----- GIVEN INFORMATION -----

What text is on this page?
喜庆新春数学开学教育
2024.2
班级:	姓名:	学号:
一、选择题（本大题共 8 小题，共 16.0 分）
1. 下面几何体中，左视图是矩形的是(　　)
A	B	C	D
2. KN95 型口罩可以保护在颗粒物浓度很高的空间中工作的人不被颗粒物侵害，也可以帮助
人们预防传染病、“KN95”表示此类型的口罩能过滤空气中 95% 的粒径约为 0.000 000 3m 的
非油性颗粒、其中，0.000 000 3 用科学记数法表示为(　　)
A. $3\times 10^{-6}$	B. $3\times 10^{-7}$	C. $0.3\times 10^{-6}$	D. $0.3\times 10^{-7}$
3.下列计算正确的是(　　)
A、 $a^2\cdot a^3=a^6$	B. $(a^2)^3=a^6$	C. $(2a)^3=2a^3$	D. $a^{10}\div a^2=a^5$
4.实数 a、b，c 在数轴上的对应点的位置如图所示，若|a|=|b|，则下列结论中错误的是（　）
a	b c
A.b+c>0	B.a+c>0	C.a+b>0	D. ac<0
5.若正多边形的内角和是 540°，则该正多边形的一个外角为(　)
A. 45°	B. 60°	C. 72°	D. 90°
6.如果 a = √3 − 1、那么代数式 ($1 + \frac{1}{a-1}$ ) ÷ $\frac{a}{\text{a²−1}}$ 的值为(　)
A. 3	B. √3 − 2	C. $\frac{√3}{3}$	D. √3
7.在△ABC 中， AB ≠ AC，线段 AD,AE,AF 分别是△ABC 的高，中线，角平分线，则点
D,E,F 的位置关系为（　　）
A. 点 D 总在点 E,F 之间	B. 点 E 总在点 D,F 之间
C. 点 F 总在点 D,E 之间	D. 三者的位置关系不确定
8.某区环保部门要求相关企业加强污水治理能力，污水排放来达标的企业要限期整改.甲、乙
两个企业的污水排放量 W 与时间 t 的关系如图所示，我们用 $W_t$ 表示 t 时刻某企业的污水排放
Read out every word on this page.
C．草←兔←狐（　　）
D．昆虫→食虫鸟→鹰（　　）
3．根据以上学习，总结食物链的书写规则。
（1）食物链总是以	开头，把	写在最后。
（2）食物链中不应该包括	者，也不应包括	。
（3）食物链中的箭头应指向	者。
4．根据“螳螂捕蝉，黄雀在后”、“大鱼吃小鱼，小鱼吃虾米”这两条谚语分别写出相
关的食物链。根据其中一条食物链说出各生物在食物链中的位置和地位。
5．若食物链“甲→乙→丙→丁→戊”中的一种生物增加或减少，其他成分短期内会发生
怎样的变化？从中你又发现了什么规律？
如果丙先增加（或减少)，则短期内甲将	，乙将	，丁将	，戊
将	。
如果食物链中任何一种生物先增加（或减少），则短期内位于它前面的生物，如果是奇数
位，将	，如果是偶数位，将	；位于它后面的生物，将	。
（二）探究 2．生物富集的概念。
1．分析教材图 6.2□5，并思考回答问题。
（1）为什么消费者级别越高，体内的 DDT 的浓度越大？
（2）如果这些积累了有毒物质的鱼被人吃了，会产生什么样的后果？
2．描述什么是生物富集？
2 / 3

-----

DESCRIPTION OF THE TASK:
Exactly reproduce every line found in the records.

OUTPUT FOR THIS EXERCISE:
What text is on this page?
喜庆新春数学开学教育
2024.2
班级:	姓名:	学号:
一、选择题（本大题共 8 小题，共 16.0 分）
1. 下面几何体中，左视图是矩形的是(　　)
A	B	C	D
2. KN95 型口罩可以保护在颗粒物浓度很高的空间中工作的人不被颗粒物侵害，也可以帮助
人们预防传染病、“KN95”表示此类型的口罩能过滤空气中 95% 的粒径约为 0.000 000 3m 的
非油性颗粒、其中，0.000 000 3 用科学记数法表示为(　　)
A. $3\times 10^{-6}$	B. $3\times 10^{-7}$	C. $0.3\times 10^{-6}$	D. $0.3\times 10^{-7}$
3.下列计算正确的是(　　)
A、 $a^2\cdot a^3=a^6$	B. $(a^2)^3=a^6$	C. $(2a)^3=2a^3$	D. $a^{10}\div a^2=a^5$
4.实数 a、b，c 在数轴上的对应点的位置如图所示，若|a|=|b|，则下列结论中错误的是（　）
a	b c
A.b+c>0	B.a+c>0	C.a+b>0	D. ac<0
5.若正多边形的内角和是 540°，则该正多边形的一个外角为(　)
A. 45°	B. 60°	C. 72°	D. 90°
6.如果 a = √3 − 1、那么代数式 ($1 + \frac{1}{a-1}$ ) ÷ $\frac{a}{\text{a²−1}}$ 的值为(　)
A. 3	B. √3 − 2	C. $\frac{√3}{3}$	D. √3
7.在△ABC 中， AB ≠ AC，线段 AD,AE,AF 分别是△ABC 的高，中线，角平分线，则点
D,E,F 的位置关系为（　　）
A. 点 D 总在点 E,F 之间	B. 点 E 总在点 D,F 之间
C. 点 F 总在点 D,E 之间	D. 三者的位置关系不确定
8.某区环保部门要求相关企业加强污水治理能力，污水排放来达标的企业要限期整改.甲、乙
两个企业的污水排放量 W 与时间 t 的关系如图所示，我们用 $W_t$ 表示 t 时刻某企业的污水排放
Read out every word on this page.
C．草←兔←狐（　　）
D．昆虫→食虫鸟→鹰（　　）
3．根据以上学习，总结食物链的书写规则。
（1）食物链总是以	开头，把	写在最后。
（2）食物链中不应该包括	者，也不应包括	。
（3）食物链中的箭头应指向	者。
4．根据“螳螂捕蝉，黄雀在后”、“大鱼吃小鱼，小鱼吃虾米”这两条谚语分别写出相
关的食物链。根据其中一条食物链说出各生物在食物链中的位置和地位。
5．若食物链“甲→乙→丙→丁→戊”中的一种生物增加或减少，其他成分短期内会发生
怎样的变化？从中你又发现了什么规律？
如果丙先增加（或减少)，则短期内甲将	，乙将	，丁将	，戊
将	。
如果食物链中任何一种生物先增加（或减少），则短期内位于它前面的生物，如果是奇数
位，将	，如果是偶数位，将	；位于它后面的生物，将	。
（二）探究 2．生物富集的概念。
1．分析教材图 6.2□5，并思考回答问题。
（1）为什么消费者级别越高，体内的 DDT 的浓度越大？
（2）如果这些积累了有毒物质的鱼被人吃了，会产生什么样的后果？
2．描述什么是生物富集？
2 / 3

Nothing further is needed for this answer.